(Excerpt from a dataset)
_____

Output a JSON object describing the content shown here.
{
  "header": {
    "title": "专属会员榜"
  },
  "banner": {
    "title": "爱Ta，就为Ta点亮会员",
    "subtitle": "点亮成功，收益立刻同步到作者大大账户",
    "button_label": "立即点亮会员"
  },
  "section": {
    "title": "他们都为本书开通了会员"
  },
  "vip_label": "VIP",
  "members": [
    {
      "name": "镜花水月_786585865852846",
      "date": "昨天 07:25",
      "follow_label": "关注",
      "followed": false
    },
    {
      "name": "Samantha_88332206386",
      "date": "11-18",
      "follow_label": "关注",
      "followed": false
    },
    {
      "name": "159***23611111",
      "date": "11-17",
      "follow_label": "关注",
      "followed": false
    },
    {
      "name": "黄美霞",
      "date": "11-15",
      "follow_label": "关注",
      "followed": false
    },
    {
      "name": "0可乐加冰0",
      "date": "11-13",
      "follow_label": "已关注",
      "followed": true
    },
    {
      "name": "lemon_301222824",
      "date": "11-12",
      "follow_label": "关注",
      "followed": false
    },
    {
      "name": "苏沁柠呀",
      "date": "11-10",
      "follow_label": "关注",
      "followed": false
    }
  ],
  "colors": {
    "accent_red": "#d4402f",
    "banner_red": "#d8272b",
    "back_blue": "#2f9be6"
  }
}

_____

TO BE DONE:
Could you quote the material above in full, exactly as it stands?

IN RESPONSE:
Output a JSON object describing the content shown here.
{
  "header": {
    "title": "专属会员榜"
  },
  "banner": {
    "title": "爱Ta，就为Ta点亮会员",
    "subtitle": "点亮成功，收益立刻同步到作者大大账户",
    "button_label": "立即点亮会员"
  },
  "section": {
    "title": "他们都为本书开通了会员"
  },
  "vip_label": "VIP",
  "members": [
    {
      "name": "镜花水月_786585865852846",
      "date": "昨天 07:25",
      "follow_label": "关注",
      "followed": false
    },
    {
      "name": "Samantha_88332206386",
      "date": "11-18",
      "follow_label": "关注",
      "followed": false
    },
    {
      "name": "159***23611111",
      "date": "11-17",
      "follow_label": "关注",
      "followed": false
    },
    {
      "name": "黄美霞",
      "date": "11-15",
      "follow_label": "关注",
      "followed": false
    },
    {
      "name": "0可乐加冰0",
      "date": "11-13",
      "follow_label": "已关注",
      "followed": true
    },
    {
      "name": "lemon_301222824",
      "date": "11-12",
      "follow_label": "关注",
      "followed": false
    },
    {
      "name": "苏沁柠呀",
      "date": "11-10",
      "follow_label": "关注",
      "followed": false
    }
  ],
  "colors": {
    "accent_red": "#d4402f",
    "banner_red": "#d8272b",
    "back_blue": "#2f9be6"
  }
}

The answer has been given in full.